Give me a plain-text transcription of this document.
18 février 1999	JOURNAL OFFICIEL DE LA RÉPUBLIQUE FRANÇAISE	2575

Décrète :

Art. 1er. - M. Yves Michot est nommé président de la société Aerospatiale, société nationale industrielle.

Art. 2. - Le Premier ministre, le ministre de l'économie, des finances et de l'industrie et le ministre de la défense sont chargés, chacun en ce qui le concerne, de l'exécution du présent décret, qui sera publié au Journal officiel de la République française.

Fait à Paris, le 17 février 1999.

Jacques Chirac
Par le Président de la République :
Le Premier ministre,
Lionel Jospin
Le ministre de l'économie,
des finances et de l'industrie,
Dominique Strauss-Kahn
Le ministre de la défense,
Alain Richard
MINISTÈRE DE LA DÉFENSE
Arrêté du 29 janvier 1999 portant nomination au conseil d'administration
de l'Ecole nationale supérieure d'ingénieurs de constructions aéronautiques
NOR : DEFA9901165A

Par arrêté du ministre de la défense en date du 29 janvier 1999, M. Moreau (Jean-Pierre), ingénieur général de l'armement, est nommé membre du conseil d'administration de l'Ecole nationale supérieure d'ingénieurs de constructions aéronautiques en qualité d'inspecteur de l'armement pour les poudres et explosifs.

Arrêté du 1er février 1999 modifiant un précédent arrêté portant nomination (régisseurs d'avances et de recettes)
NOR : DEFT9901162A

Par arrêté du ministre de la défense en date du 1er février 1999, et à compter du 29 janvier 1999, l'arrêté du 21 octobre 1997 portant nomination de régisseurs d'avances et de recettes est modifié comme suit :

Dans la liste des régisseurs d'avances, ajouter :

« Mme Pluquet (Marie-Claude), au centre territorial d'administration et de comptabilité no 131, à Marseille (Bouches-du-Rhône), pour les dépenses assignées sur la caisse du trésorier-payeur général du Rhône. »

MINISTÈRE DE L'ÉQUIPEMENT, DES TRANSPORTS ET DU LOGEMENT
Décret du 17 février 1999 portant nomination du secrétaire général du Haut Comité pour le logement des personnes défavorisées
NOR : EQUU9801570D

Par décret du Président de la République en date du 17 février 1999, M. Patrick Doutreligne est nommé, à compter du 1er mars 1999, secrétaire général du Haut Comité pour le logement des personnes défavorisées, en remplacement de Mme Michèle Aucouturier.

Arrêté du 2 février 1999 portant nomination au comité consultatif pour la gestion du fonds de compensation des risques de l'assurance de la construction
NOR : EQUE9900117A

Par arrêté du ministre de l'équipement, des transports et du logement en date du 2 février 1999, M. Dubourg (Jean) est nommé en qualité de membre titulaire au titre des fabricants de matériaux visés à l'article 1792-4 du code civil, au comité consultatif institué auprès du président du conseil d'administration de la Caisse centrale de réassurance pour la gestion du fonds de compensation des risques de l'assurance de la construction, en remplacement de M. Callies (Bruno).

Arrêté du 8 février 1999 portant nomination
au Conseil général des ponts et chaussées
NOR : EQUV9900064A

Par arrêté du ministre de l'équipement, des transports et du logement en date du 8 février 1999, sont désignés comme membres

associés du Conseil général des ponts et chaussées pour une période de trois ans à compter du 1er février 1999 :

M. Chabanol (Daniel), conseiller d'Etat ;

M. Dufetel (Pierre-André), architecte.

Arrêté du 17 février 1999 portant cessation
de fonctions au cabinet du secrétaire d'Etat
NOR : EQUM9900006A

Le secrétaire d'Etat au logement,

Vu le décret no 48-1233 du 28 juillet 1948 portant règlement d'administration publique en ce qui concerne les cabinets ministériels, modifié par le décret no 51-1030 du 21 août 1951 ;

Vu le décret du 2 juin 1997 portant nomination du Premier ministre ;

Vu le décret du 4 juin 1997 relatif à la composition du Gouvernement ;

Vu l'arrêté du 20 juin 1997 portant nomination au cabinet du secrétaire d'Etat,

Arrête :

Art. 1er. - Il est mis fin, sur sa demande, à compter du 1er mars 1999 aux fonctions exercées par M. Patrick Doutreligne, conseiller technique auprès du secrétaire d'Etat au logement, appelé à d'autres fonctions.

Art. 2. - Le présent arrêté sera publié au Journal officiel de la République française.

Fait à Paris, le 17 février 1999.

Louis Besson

__________

PROBLEM TO SOLVE
Find every line that holds "Haut" and copy it.

THE COMPLETED TASK
Décret du 17 février 1999 portant nomination du secrétaire général du Haut Comité pour le logement des personnes défavorisées
Par décret du Président de la République en date du 17 février 1999, M. Patrick Doutreligne est nommé, à compter du 1er mars 1999, secrétaire général du Haut Comité pour le logement des personnes défavorisées, en remplacement de Mme Michèle Aucouturier.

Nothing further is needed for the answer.